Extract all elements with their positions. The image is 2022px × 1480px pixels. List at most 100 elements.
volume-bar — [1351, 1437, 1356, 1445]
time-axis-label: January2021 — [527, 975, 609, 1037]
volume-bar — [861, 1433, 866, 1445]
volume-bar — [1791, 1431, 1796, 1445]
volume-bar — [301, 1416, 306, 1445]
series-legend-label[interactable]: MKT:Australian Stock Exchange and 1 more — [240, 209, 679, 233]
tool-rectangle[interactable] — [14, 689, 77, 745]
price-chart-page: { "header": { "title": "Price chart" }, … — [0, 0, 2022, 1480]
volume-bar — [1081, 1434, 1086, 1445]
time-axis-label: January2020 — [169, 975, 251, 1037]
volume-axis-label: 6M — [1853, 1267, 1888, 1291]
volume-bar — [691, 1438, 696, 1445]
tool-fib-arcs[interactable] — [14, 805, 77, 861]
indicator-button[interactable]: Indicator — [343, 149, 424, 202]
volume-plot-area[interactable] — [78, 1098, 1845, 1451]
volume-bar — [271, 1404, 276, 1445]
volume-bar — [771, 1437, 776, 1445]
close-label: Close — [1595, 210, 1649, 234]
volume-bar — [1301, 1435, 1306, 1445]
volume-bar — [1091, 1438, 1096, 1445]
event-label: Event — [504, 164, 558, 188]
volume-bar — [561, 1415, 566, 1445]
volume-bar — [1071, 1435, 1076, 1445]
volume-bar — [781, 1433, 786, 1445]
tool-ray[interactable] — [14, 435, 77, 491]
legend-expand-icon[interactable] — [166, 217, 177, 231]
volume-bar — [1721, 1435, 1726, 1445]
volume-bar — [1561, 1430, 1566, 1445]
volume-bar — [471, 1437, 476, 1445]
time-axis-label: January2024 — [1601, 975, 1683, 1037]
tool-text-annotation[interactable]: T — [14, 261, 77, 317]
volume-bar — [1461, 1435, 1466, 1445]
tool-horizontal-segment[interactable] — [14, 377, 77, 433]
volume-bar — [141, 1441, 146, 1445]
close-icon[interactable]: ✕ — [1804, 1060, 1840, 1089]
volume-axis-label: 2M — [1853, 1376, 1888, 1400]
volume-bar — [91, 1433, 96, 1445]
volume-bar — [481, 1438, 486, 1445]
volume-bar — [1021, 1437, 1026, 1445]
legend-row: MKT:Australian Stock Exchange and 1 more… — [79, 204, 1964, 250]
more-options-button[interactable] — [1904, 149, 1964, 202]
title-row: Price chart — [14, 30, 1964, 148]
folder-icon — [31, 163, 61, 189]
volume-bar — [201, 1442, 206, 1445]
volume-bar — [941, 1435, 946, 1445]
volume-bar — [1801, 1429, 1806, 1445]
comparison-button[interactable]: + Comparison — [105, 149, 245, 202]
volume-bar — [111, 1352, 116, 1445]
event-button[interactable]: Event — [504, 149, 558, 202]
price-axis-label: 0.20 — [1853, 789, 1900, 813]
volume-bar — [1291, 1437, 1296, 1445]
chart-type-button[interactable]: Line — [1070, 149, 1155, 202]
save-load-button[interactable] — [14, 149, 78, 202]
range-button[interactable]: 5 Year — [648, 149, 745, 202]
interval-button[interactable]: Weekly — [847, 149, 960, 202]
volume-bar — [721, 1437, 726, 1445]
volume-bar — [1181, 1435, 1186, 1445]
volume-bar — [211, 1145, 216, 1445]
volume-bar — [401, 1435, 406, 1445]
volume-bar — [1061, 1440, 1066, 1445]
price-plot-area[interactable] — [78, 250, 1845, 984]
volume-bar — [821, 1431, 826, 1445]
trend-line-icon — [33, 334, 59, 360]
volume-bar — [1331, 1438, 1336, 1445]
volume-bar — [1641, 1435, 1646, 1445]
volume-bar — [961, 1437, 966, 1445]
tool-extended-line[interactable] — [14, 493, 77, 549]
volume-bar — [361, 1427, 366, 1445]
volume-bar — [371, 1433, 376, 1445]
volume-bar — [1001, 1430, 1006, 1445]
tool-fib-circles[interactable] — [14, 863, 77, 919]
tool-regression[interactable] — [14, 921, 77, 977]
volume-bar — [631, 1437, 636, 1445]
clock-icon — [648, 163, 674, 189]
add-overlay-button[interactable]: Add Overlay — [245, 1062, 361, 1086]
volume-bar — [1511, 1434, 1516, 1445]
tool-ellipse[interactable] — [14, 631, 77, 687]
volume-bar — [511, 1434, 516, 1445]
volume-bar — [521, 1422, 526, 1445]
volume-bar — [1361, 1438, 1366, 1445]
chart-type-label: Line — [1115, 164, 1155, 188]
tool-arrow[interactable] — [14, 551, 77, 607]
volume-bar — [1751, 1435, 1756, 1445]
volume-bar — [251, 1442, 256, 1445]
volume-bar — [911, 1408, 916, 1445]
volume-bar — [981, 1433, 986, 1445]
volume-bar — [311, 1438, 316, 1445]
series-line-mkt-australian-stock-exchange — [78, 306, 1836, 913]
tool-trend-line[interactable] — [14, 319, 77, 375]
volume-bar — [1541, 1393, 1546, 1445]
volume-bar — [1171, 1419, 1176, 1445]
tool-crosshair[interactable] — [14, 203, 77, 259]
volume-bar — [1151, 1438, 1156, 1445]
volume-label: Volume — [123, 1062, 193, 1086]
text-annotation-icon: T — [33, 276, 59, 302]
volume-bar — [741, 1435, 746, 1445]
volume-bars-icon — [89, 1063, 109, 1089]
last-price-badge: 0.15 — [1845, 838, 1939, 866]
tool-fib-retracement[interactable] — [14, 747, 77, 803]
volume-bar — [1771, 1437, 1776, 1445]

-----

**Task**
Return the stretch of lines from the start of the records through the line containing "volume-bar — [1791, 1431, 1796, 1445]", both ends included, reproducing them exactly.

**Response to this task**
Extract all elements with their positions. The image is 2022px × 1480px pixels. List at most 100 elements.
volume-bar — [1351, 1437, 1356, 1445]
time-axis-label: January2021 — [527, 975, 609, 1037]
volume-bar — [861, 1433, 866, 1445]
volume-bar — [1791, 1431, 1796, 1445]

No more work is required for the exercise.